(Figure collection entries)
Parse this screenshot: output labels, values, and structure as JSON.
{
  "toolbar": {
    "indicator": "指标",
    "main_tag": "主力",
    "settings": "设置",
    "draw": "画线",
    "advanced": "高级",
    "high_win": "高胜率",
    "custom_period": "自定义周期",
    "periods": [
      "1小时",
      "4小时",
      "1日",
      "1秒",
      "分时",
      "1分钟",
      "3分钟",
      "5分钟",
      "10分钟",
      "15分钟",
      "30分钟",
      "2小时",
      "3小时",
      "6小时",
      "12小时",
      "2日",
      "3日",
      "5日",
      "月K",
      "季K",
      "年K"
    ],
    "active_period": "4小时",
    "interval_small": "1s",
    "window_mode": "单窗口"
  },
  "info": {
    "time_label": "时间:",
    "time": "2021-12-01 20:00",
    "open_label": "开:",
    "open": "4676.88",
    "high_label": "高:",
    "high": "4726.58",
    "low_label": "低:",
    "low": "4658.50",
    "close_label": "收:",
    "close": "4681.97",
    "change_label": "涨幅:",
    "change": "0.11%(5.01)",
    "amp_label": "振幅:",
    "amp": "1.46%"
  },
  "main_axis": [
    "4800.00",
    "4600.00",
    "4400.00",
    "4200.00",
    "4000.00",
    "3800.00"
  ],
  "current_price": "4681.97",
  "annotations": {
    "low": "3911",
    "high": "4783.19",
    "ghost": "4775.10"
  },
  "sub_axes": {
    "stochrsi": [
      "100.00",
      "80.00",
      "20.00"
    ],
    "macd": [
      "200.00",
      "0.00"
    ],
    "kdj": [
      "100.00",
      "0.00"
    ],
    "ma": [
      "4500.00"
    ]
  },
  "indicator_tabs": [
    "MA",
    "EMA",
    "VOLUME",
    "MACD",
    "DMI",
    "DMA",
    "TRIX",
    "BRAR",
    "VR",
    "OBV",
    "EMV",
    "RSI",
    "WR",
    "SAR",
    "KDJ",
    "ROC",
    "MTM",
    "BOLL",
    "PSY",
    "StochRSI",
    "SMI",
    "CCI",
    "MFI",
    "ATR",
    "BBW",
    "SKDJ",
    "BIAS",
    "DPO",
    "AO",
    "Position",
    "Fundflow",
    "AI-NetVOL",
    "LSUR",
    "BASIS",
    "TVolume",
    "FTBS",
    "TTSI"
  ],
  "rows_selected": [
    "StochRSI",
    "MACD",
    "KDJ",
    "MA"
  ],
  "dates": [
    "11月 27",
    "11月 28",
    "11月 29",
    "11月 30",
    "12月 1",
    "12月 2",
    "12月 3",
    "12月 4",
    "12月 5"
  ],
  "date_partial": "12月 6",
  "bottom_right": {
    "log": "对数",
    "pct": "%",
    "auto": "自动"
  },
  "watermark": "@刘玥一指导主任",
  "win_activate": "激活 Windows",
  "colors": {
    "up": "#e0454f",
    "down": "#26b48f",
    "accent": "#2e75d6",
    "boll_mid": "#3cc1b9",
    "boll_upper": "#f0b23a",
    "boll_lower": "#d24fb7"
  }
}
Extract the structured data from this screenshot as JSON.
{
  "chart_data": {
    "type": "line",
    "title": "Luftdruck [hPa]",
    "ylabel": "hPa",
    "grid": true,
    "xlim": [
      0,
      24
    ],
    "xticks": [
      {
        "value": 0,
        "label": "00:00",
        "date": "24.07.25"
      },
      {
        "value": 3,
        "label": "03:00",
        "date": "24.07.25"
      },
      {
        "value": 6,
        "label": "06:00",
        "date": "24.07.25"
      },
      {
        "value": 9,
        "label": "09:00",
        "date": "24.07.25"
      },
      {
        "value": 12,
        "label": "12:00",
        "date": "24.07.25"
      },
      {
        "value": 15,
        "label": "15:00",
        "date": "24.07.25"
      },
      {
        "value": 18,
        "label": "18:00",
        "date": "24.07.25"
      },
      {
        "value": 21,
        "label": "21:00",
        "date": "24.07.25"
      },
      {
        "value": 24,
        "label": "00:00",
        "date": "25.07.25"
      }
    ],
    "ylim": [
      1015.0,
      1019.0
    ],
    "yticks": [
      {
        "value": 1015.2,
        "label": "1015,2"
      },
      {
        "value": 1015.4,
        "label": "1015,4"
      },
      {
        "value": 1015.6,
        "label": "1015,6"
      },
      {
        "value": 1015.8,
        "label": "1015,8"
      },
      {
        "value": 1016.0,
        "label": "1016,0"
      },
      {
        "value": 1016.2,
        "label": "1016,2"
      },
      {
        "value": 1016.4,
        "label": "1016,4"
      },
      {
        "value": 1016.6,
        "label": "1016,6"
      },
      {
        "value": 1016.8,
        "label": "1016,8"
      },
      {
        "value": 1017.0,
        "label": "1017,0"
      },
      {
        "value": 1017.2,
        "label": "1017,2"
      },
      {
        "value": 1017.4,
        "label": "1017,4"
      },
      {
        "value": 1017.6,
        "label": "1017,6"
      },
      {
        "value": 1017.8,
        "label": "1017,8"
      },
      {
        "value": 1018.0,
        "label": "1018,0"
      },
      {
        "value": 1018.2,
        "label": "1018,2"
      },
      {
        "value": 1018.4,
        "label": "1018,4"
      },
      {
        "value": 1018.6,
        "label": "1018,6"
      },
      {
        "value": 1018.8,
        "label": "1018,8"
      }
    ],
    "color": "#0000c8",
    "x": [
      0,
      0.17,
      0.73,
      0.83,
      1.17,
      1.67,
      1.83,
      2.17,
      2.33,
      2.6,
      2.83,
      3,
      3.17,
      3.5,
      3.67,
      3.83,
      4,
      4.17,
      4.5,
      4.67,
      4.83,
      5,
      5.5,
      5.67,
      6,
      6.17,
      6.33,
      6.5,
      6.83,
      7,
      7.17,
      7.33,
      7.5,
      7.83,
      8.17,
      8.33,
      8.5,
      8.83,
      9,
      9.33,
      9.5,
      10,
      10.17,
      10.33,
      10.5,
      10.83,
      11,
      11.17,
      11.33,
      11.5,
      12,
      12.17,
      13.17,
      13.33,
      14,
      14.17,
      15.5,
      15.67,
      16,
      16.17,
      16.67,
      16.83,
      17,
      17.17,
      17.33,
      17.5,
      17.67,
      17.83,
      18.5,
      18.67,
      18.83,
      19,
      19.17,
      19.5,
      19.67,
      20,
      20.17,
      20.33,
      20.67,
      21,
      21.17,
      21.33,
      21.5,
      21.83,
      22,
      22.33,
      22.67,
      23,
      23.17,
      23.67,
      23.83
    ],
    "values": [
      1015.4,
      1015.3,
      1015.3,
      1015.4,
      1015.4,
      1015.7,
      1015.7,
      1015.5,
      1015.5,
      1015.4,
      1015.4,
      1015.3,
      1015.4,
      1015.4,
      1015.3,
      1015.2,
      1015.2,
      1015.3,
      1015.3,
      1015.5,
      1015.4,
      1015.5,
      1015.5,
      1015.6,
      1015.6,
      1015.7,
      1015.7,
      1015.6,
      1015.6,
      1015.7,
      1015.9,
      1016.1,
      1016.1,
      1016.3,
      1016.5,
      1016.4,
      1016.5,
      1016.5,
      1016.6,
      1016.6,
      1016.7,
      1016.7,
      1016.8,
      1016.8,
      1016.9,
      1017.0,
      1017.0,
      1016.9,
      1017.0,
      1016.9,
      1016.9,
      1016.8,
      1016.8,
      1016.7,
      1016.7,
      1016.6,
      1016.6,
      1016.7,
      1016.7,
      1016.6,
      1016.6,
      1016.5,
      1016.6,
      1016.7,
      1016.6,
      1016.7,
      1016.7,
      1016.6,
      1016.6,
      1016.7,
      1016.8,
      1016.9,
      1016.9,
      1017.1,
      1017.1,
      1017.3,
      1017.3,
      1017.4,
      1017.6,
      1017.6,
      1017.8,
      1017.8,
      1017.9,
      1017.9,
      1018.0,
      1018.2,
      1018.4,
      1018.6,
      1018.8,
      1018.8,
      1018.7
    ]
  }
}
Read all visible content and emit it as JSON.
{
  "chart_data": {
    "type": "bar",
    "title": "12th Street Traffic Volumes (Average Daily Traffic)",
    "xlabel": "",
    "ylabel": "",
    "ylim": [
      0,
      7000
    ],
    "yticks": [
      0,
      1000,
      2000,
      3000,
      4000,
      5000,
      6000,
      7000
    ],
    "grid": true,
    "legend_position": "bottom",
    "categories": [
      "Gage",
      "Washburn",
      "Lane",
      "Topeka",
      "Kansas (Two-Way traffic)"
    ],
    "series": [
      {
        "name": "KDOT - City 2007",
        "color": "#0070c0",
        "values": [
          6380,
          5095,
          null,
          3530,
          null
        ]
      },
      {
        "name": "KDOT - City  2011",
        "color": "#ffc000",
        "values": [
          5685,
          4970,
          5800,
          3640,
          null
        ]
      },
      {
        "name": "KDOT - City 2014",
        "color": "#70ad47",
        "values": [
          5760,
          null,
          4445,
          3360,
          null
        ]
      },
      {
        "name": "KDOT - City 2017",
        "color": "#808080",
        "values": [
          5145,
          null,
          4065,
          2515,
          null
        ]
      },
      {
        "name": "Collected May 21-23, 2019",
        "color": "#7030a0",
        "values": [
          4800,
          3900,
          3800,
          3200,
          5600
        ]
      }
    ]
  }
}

** Short task **
Identify the lines above that contain the word "City", then copy them.

** Reply **
        "name": "KDOT - City 2007",
        "name": "KDOT - City  2011",
        "name": "KDOT - City 2014",
        "name": "KDOT - City 2017",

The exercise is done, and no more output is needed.